> [TASK INSTRUCTIONS]:
a: List the candidates for Senator named in the text on Abraham Lincoln.
b: In the text on Abraham Lincoln, copy the part that begins at the words "Six further ballots" and stops after "a Senate seat.", changing "withdraw" to "step back" throughout.

> [EXCERPTED TEXT]:
+++
What Can We Learn From America’s Greatest President?

Glenn Wishnew | Est. 5 minutes

New Testament scholar C.H. Dodd said “Parables are like seeds; they grow in the fertile soil of the listener's mind." A parable offers a structure for the imagination, a vantage point to observe the present and envision the future.

In each of the next 3 stories, Abraham Lincoln faced a difficult leadership situation. My hope is that his example will inspire you when you face similar challenges.

Blessed Are The Peacemakers

Up until 1855, Lincoln’s life was up and down, a cycle of lofty ambitions and crushing setbacks. He starts his own business, but all he earns is debt. He’s elected to the House of Representatives, but he fails to secure reelection. After that defeat, Lincoln retreats from politics.

The Kansas-Nebraska act reawakens Lincoln’s political ambitions. Extending slavery into the western territories through ‘popular sovereignty’ was not just legally objectionable for Lincoln, but morally dubious as well. In the Illinois State elections of 1854, the anti-Nebraska Whigs earn a narrow majority in the legislature thanks in part to Lincoln’s leadership. Lincoln then leverages that momentum and runs for Senator.

To win, he needs to receive 51 votes from the state legislature. Lincoln’s opponents are two Democrats: a pro-Nebraska candidate James Shields and an anti-Nebraska candidate Lyman Trumbull. Lincoln is the overwhelming favorite among the majority who oppose the Nebraska act.

On the first ballot, Lincoln receives 45 votes, Shields gets 41 and Trumbull earns 5. If Lincoln can persuade the Trumbull Democrats to align with him, he’ll win the race.

Six further ballots are taken without a winner. At this point, Lincoln can call for another vote hoping Trumbull’s 5 will budge. Or Lincoln can withdraw his candidacy, and his supporters will migrate to Trumbull. If neither him nor Trumbull can get to 51 votes, the pro-Nebraska, pro-slavery Democrats will select the next U.S. Senator.

The outcomes are laid out for Lincoln: persuade Trumbull’s voters and win, fail to persuade them and risk slavery’s expansion westward, or withdraw from the race and forfeit a rare opportunity for a Senate seat.
+++
> [Items in a dataset]:
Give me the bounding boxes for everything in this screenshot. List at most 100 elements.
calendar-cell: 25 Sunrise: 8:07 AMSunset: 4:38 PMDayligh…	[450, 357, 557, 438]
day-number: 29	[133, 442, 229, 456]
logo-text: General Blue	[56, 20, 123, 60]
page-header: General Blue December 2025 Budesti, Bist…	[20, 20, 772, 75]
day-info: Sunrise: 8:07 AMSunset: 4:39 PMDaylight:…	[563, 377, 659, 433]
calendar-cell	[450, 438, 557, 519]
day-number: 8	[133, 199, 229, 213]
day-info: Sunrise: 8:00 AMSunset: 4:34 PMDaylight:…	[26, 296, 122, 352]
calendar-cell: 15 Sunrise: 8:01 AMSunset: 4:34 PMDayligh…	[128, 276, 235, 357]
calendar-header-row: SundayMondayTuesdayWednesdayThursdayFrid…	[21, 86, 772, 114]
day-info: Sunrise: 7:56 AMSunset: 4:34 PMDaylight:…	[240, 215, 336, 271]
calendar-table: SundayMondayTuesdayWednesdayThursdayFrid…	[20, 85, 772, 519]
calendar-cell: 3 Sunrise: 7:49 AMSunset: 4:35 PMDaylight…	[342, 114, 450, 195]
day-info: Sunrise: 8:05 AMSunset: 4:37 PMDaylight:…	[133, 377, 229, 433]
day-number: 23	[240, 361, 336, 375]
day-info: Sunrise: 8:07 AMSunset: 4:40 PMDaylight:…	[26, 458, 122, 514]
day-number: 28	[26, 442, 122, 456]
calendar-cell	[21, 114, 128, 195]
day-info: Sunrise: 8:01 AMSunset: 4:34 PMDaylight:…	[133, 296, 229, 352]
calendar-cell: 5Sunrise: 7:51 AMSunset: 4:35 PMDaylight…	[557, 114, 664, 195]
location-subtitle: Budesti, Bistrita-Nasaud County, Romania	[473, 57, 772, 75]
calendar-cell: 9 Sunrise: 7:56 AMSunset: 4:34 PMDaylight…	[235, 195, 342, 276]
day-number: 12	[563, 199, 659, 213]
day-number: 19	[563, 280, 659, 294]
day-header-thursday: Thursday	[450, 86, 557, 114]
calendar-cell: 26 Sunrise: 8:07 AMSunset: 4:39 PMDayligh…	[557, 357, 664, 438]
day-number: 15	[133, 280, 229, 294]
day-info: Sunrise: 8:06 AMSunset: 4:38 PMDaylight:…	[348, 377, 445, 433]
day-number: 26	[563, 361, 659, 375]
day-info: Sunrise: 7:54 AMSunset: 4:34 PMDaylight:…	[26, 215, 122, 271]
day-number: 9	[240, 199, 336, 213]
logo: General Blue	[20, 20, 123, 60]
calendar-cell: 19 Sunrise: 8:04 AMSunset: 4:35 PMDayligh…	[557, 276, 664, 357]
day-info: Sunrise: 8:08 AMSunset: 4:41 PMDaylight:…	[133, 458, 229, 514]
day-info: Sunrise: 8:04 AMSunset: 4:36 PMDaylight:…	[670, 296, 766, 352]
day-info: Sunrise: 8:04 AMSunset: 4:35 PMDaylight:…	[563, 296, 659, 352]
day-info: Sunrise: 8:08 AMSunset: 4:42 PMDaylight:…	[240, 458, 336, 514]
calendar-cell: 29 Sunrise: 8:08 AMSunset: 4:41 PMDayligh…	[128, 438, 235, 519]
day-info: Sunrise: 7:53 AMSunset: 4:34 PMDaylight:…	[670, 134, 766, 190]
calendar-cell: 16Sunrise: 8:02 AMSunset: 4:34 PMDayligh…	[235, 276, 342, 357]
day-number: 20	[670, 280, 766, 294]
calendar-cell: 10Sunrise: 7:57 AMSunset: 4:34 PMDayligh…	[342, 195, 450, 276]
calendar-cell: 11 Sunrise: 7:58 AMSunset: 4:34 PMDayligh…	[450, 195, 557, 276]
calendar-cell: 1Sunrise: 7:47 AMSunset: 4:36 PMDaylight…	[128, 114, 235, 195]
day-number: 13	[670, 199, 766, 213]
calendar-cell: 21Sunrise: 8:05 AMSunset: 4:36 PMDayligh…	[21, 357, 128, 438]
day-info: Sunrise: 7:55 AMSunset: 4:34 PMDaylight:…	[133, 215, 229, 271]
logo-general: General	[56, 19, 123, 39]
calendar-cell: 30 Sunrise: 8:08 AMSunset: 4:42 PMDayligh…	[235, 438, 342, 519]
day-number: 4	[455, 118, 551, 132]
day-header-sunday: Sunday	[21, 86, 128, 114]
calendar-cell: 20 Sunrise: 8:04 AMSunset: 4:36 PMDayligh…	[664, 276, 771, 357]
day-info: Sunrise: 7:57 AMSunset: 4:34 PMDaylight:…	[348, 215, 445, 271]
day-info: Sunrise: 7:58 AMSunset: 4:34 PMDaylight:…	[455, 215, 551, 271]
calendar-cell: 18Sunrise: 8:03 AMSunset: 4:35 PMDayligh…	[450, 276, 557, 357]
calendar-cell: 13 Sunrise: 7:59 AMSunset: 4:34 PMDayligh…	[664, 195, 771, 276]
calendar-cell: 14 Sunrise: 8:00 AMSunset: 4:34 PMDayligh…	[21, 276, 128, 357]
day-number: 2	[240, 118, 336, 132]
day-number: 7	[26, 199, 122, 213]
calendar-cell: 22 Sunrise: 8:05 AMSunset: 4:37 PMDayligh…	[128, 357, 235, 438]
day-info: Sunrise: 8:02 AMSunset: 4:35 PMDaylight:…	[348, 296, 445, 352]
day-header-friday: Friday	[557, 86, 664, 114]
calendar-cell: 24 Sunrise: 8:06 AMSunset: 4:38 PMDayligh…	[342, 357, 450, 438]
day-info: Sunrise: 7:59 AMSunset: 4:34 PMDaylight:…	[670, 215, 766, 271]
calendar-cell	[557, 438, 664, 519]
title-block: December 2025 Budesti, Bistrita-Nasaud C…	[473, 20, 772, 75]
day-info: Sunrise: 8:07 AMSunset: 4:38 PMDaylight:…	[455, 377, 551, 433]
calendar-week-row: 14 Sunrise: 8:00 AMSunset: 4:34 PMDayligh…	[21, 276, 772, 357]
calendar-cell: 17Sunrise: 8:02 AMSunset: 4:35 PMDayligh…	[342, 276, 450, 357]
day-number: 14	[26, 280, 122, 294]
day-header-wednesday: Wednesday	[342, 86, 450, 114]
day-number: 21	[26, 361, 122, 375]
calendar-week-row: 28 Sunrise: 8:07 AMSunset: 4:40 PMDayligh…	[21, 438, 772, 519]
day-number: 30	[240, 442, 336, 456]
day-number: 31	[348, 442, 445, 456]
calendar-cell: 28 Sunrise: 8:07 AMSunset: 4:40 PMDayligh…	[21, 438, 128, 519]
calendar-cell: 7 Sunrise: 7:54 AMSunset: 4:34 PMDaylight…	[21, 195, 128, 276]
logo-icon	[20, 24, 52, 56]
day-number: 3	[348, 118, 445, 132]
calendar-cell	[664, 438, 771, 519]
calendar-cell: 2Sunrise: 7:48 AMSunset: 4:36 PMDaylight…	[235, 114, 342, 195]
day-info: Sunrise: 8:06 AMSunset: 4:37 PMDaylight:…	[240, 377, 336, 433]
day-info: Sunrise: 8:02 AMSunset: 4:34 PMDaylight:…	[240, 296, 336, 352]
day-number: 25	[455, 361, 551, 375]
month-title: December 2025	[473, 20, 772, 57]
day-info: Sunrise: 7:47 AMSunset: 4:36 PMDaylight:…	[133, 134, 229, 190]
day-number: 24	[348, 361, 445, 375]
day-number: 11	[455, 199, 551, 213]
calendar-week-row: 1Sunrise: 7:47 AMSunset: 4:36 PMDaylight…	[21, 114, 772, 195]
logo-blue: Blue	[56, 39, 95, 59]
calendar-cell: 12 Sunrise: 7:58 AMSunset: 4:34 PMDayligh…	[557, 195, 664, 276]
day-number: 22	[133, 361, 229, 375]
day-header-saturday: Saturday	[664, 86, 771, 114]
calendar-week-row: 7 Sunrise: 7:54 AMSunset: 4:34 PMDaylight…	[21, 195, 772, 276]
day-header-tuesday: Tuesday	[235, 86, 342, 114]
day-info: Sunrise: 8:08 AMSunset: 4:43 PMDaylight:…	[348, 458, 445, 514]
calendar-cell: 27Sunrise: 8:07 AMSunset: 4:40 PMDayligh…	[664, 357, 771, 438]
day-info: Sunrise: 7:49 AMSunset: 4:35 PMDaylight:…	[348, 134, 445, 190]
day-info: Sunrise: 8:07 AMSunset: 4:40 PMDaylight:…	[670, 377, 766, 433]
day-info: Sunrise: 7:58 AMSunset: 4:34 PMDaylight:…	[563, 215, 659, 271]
+++
> [RESULTS BY TASK]:
a: Abraham Lincoln, James Shields, Lyman Trumbull

b:
Six further ballots are taken without a winner. At this point, Lincoln can call for another vote hoping Trumbull’s 5 will budge. Or Lincoln can step back his candidacy, and his supporters will migrate to Trumbull. If neither him nor Trumbull can get to 51 votes, the pro-Nebraska, pro-slavery Democrats will select the next U.S. Senator.

The outcomes are laid out for Lincoln: persuade Trumbull’s voters and win, fail to persuade them and risk slavery’s expansion westward, or step back from the race and forfeit a rare opportunity for a Senate seat.